PROVIDED RECORDS:
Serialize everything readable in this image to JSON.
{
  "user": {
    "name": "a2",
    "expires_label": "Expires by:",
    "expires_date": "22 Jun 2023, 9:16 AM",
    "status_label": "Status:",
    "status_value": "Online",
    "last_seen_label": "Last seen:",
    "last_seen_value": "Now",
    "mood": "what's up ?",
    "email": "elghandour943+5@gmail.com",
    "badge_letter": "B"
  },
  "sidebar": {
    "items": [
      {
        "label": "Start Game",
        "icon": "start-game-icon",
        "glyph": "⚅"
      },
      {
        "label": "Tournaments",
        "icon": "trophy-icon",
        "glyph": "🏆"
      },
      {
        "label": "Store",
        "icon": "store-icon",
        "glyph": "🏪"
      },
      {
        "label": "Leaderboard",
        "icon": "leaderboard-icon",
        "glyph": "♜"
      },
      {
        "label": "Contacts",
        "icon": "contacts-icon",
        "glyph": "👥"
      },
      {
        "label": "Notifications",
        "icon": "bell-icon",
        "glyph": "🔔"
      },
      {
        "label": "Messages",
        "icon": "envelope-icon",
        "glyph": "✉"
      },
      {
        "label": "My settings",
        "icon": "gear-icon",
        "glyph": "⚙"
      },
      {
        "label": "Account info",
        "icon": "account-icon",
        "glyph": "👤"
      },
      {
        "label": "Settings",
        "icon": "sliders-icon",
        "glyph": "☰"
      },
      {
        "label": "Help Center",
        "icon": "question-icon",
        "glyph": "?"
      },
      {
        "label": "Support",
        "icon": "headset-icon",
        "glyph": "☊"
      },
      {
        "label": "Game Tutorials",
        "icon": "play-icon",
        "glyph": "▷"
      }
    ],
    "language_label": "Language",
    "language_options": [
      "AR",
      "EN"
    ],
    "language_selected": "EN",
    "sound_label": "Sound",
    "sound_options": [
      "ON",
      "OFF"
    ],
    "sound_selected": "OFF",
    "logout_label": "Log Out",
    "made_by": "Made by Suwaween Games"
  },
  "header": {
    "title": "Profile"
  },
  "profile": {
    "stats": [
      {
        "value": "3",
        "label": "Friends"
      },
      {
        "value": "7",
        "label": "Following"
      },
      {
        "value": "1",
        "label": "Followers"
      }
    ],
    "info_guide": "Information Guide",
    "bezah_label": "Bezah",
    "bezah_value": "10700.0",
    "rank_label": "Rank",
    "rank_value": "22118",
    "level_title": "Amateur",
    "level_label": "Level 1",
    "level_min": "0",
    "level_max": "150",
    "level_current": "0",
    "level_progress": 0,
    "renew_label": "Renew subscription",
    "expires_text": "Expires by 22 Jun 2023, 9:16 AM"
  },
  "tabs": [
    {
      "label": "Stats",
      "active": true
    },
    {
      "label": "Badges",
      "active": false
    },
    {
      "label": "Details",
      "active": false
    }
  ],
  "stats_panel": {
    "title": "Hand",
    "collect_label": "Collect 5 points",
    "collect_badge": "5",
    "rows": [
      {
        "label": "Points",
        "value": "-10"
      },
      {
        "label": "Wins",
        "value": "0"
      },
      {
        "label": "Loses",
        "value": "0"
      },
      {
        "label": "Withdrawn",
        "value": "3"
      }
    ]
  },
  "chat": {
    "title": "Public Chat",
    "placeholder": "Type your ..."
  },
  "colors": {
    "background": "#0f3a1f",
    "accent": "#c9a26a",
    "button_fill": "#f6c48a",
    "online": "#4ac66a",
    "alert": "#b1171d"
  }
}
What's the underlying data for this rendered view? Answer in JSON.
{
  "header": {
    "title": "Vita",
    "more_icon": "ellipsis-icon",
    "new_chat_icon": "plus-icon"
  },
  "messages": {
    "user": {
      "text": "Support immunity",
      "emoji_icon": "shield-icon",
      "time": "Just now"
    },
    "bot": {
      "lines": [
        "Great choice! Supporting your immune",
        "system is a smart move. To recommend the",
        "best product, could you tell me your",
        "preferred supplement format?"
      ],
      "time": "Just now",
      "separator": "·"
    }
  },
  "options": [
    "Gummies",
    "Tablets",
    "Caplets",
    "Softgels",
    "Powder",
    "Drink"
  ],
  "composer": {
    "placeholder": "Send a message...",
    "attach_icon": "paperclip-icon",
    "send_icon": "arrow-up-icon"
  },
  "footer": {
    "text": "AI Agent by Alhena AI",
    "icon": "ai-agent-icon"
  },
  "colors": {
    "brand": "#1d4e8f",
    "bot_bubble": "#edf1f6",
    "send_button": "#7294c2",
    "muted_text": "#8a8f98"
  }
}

GIVEN INSTRUCTION: Your task is to print the whole listing again exactly.

FULL RESPONSE:
Serialize everything readable in this image to JSON.
{
  "user": {
    "name": "a2",
    "expires_label": "Expires by:",
    "expires_date": "22 Jun 2023, 9:16 AM",
    "status_label": "Status:",
    "status_value": "Online",
    "last_seen_label": "Last seen:",
    "last_seen_value": "Now",
    "mood": "what's up ?",
    "email": "elghandour943+5@gmail.com",
    "badge_letter": "B"
  },
  "sidebar": {
    "items": [
      {
        "label": "Start Game",
        "icon": "start-game-icon",
        "glyph": "⚅"
      },
      {
        "label": "Tournaments",
        "icon": "trophy-icon",
        "glyph": "🏆"
      },
      {
        "label": "Store",
        "icon": "store-icon",
        "glyph": "🏪"
      },
      {
        "label": "Leaderboard",
        "icon": "leaderboard-icon",
        "glyph": "♜"
      },
      {
        "label": "Contacts",
        "icon": "contacts-icon",
        "glyph": "👥"
      },
      {
        "label": "Notifications",
        "icon": "bell-icon",
        "glyph": "🔔"
      },
      {
        "label": "Messages",
        "icon": "envelope-icon",
        "glyph": "✉"
      },
      {
        "label": "My settings",
        "icon": "gear-icon",
        "glyph": "⚙"
      },
      {
        "label": "Account info",
        "icon": "account-icon",
        "glyph": "👤"
      },
      {
        "label": "Settings",
        "icon": "sliders-icon",
        "glyph": "☰"
      },
      {
        "label": "Help Center",
        "icon": "question-icon",
        "glyph": "?"
      },
      {
        "label": "Support",
        "icon": "headset-icon",
        "glyph": "☊"
      },
      {
        "label": "Game Tutorials",
        "icon": "play-icon",
        "glyph": "▷"
      }
    ],
    "language_label": "Language",
    "language_options": [
      "AR",
      "EN"
    ],
    "language_selected": "EN",
    "sound_label": "Sound",
    "sound_options": [
      "ON",
      "OFF"
    ],
    "sound_selected": "OFF",
    "logout_label": "Log Out",
    "made_by": "Made by Suwaween Games"
  },
  "header": {
    "title": "Profile"
  },
  "profile": {
    "stats": [
      {
        "value": "3",
        "label": "Friends"
      },
      {
        "value": "7",
        "label": "Following"
      },
      {
        "value": "1",
        "label": "Followers"
      }
    ],
    "info_guide": "Information Guide",
    "bezah_label": "Bezah",
    "bezah_value": "10700.0",
    "rank_label": "Rank",
    "rank_value": "22118",
    "level_title": "Amateur",
    "level_label": "Level 1",
    "level_min": "0",
    "level_max": "150",
    "level_current": "0",
    "level_progress": 0,
    "renew_label": "Renew subscription",
    "expires_text": "Expires by 22 Jun 2023, 9:16 AM"
  },
  "tabs": [
    {
      "label": "Stats",
      "active": true
    },
    {
      "label": "Badges",
      "active": false
    },
    {
      "label": "Details",
      "active": false
    }
  ],
  "stats_panel": {
    "title": "Hand",
    "collect_label": "Collect 5 points",
    "collect_badge": "5",
    "rows": [
      {
        "label": "Points",
        "value": "-10"
      },
      {
        "label": "Wins",
        "value": "0"
      },
      {
        "label": "Loses",
        "value": "0"
      },
      {
        "label": "Withdrawn",
        "value": "3"
      }
    ]
  },
  "chat": {
    "title": "Public Chat",
    "placeholder": "Type your ..."
  },
  "colors": {
    "background": "#0f3a1f",
    "accent": "#c9a26a",
    "button_fill": "#f6c48a",
    "online": "#4ac66a",
    "alert": "#b1171d"
  }
}
What's the underlying data for this rendered view? Answer in JSON.
{
  "header": {
    "title": "Vita",
    "more_icon": "ellipsis-icon",
    "new_chat_icon": "plus-icon"
  },
  "messages": {
    "user": {
      "text": "Support immunity",
      "emoji_icon": "shield-icon",
      "time": "Just now"
    },
    "bot": {
      "lines": [
        "Great choice! Supporting your immune",
        "system is a smart move. To recommend the",
        "best product, could you tell me your",
        "preferred supplement format?"
      ],
      "time": "Just now",
      "separator": "·"
    }
  },
  "options": [
    "Gummies",
    "Tablets",
    "Caplets",
    "Softgels",
    "Powder",
    "Drink"
  ],
  "composer": {
    "placeholder": "Send a message...",
    "attach_icon": "paperclip-icon",
    "send_icon": "arrow-up-icon"
  },
  "footer": {
    "text": "AI Agent by Alhena AI",
    "icon": "ai-agent-icon"
  },
  "colors": {
    "brand": "#1d4e8f",
    "bot_bubble": "#edf1f6",
    "send_button": "#7294c2",
    "muted_text": "#8a8f98"
  }
}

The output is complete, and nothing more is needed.